TO BE DONE:
Make an exact transcription of the material, leaving out all images.

====

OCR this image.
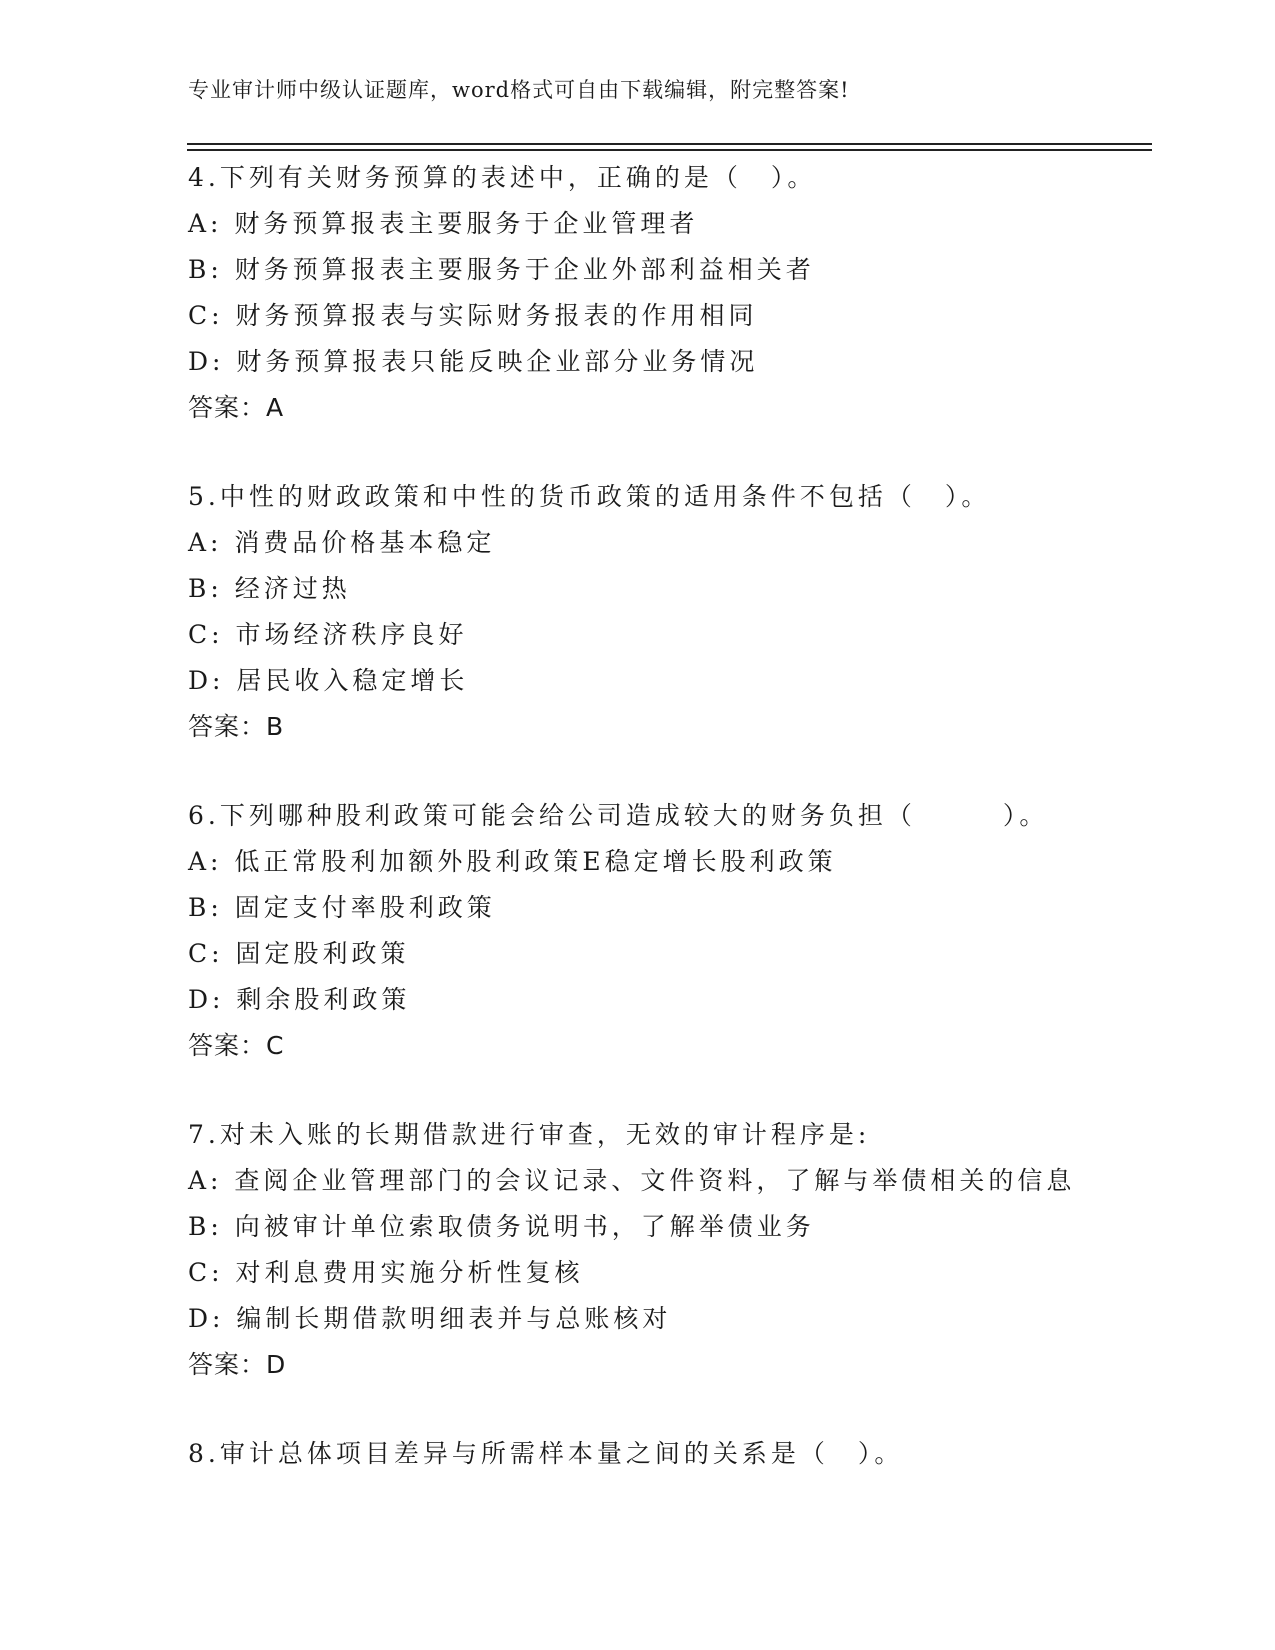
专业审计师中级认证题库，word格式可自由下载编辑，附完整答案!
4.下列有关财务预算的表述中，正确的是（　）。
A: 财务预算报表主要服务于企业管理者
B: 财务预算报表主要服务于企业外部利益相关者
C: 财务预算报表与实际财务报表的作用相同
D: 财务预算报表只能反映企业部分业务情况
答案：A
5.中性的财政政策和中性的货币政策的适用条件不包括（　）。
A: 消费品价格基本稳定
B: 经济过热
C: 市场经济秩序良好
D: 居民收入稳定增长
答案：B
6.下列哪种股利政策可能会给公司造成较大的财务负担（　　　）。
A: 低正常股利加额外股利政策E稳定增长股利政策
B: 固定支付率股利政策
C: 固定股利政策
D: 剩余股利政策
答案：C
7.对未入账的长期借款进行审查，无效的审计程序是:
A: 查阅企业管理部门的会议记录、文件资料，了解与举债相关的信息
B: 向被审计单位索取债务说明书，了解举债业务
C: 对利息费用实施分析性复核
D: 编制长期借款明细表并与总账核对
答案：D
8.审计总体项目差异与所需样本量之间的关系是（　）。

====

REPLY TO THE EXERCISE:
OCR this image.
专业审计师中级认证题库，word格式可自由下载编辑，附完整答案!
4.下列有关财务预算的表述中，正确的是（　）。
A: 财务预算报表主要服务于企业管理者
B: 财务预算报表主要服务于企业外部利益相关者
C: 财务预算报表与实际财务报表的作用相同
D: 财务预算报表只能反映企业部分业务情况
答案：A
5.中性的财政政策和中性的货币政策的适用条件不包括（　）。
A: 消费品价格基本稳定
B: 经济过热
C: 市场经济秩序良好
D: 居民收入稳定增长
答案：B
6.下列哪种股利政策可能会给公司造成较大的财务负担（　　　）。
A: 低正常股利加额外股利政策E稳定增长股利政策
B: 固定支付率股利政策
C: 固定股利政策
D: 剩余股利政策
答案：C
7.对未入账的长期借款进行审查，无效的审计程序是:
A: 查阅企业管理部门的会议记录、文件资料，了解与举债相关的信息
B: 向被审计单位索取债务说明书，了解举债业务
C: 对利息费用实施分析性复核
D: 编制长期借款明细表并与总账核对
答案：D
8.审计总体项目差异与所需样本量之间的关系是（　）。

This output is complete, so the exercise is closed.